+++ Records for this exercise +++
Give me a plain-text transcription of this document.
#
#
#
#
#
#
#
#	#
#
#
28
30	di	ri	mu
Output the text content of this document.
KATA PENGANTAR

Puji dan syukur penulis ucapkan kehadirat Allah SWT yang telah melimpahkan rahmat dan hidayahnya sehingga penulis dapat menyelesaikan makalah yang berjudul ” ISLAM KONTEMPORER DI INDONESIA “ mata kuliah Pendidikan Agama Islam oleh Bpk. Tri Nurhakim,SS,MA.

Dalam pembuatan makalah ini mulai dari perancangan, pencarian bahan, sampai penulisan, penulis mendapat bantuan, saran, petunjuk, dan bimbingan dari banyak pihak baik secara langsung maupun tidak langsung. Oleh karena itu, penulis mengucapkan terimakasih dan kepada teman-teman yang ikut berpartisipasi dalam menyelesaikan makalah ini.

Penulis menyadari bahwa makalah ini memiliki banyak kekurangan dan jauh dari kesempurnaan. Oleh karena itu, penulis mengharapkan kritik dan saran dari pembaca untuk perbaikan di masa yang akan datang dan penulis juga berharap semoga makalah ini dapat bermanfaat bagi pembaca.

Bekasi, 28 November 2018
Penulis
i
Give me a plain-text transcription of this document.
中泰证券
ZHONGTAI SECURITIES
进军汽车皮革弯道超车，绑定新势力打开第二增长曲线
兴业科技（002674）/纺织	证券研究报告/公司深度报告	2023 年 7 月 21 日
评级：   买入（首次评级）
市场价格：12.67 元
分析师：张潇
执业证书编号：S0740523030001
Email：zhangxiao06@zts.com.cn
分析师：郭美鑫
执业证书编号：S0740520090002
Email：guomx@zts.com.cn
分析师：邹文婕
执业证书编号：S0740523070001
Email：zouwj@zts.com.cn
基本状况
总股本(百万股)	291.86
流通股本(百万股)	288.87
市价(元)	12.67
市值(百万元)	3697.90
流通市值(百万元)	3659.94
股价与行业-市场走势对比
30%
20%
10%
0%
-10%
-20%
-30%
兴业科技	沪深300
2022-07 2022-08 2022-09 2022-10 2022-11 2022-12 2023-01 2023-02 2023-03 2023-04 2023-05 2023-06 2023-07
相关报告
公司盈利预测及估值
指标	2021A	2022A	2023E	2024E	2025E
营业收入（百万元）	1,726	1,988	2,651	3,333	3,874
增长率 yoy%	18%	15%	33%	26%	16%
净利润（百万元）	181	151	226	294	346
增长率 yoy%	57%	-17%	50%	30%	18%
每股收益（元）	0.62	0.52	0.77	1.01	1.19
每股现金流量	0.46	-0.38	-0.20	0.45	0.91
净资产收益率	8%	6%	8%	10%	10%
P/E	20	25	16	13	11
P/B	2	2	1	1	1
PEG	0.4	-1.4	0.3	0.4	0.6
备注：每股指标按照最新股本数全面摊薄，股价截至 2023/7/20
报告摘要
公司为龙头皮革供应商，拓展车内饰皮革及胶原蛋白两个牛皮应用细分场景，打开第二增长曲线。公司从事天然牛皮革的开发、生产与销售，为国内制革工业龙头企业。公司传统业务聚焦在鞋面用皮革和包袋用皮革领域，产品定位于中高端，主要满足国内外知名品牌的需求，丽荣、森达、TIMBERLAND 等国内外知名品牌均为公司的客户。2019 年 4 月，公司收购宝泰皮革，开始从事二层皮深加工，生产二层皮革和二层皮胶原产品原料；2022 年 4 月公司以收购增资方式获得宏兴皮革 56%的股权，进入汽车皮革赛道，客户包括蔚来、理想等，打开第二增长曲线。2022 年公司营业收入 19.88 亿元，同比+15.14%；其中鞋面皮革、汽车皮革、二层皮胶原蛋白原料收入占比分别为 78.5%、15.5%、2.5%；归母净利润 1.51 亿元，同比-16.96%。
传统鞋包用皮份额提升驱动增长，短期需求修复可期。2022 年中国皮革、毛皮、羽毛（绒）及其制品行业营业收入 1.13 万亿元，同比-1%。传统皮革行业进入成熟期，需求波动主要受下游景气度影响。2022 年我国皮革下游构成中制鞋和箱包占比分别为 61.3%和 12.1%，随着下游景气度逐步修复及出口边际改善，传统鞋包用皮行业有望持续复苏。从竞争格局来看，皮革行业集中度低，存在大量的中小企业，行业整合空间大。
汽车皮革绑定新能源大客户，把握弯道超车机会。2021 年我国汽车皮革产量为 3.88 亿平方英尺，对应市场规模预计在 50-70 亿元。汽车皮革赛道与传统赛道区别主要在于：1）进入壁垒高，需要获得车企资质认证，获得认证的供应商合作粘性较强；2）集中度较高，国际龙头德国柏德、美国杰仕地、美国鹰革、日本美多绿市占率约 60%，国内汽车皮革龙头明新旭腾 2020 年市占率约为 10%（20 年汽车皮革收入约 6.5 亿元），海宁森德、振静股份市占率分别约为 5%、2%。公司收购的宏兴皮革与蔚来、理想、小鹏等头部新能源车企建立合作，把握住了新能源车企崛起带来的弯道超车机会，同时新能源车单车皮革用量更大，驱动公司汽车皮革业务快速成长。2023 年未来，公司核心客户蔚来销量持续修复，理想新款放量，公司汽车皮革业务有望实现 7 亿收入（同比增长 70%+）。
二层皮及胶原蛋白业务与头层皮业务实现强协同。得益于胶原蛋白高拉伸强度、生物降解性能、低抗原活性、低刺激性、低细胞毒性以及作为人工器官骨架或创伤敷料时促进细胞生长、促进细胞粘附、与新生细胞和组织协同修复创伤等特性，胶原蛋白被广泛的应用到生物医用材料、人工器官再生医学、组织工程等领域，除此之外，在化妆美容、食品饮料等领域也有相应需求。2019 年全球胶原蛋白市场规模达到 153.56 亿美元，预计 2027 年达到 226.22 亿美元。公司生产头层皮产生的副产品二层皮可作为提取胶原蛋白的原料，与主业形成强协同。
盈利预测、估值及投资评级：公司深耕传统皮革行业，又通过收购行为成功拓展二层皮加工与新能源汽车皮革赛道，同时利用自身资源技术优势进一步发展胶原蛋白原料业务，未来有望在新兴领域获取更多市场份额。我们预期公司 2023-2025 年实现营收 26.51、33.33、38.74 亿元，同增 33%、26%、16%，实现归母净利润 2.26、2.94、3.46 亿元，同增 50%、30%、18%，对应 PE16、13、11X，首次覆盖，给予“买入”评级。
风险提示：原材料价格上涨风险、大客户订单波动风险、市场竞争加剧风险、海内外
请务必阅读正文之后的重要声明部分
+++
- _Stated problem_
Show the lines of the data that hold the word "Email".

- _Solution to the problem_
Email：zhangxiao06@zts.com.cn
Email：guomx@zts.com.cn
Email：zouwj@zts.com.cn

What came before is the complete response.